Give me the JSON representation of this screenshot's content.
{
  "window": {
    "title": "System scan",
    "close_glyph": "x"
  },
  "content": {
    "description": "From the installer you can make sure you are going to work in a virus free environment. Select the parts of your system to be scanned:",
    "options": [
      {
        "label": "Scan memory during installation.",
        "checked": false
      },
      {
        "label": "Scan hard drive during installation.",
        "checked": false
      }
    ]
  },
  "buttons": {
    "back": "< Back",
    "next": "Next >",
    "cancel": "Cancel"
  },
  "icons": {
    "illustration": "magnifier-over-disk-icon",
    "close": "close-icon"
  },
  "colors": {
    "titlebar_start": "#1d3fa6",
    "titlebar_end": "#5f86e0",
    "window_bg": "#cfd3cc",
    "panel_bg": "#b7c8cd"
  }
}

• • • • •

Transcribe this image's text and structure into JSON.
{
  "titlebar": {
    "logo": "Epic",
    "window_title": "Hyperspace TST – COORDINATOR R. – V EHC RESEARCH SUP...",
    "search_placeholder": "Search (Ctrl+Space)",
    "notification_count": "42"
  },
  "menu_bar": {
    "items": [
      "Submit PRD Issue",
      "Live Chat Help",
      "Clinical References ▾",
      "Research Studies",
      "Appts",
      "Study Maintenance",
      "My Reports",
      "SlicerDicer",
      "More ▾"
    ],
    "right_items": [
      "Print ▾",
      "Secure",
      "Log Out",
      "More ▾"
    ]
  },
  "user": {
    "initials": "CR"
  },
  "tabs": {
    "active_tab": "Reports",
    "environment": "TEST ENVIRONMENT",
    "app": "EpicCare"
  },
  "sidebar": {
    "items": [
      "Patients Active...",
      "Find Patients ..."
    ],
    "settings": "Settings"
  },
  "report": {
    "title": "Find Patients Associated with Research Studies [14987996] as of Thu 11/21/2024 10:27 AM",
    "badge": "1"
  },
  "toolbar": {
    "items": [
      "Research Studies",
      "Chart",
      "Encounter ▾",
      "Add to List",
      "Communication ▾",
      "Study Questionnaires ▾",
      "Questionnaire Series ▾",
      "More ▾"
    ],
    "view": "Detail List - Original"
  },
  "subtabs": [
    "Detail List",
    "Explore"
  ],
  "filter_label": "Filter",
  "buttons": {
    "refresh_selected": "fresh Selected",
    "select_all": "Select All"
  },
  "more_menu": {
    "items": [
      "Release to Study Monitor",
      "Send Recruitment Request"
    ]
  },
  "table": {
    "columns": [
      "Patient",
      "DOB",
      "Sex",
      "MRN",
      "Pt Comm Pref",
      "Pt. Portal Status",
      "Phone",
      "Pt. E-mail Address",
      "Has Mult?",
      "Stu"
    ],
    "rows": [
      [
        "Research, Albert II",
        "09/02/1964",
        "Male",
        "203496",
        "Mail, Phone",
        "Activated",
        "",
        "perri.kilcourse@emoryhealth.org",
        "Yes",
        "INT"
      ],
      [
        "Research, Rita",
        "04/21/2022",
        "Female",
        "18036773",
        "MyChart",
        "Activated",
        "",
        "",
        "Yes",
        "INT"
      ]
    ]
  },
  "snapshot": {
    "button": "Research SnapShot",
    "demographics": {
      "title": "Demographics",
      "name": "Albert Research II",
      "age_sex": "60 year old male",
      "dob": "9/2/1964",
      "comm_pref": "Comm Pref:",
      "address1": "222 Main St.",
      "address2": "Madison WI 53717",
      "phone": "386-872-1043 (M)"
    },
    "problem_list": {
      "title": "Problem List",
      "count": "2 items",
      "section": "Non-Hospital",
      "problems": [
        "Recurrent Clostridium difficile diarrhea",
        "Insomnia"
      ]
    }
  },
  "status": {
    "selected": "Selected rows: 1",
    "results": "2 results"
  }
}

• • • • •

* [PROBLEM]:
Where does the string "Study" occur in the data above? Copy every line that holds it.

* [EXERCISE ANSWER]:
      "Study Maintenance",
      "Study Questionnaires ▾",
      "Release to Study Monitor",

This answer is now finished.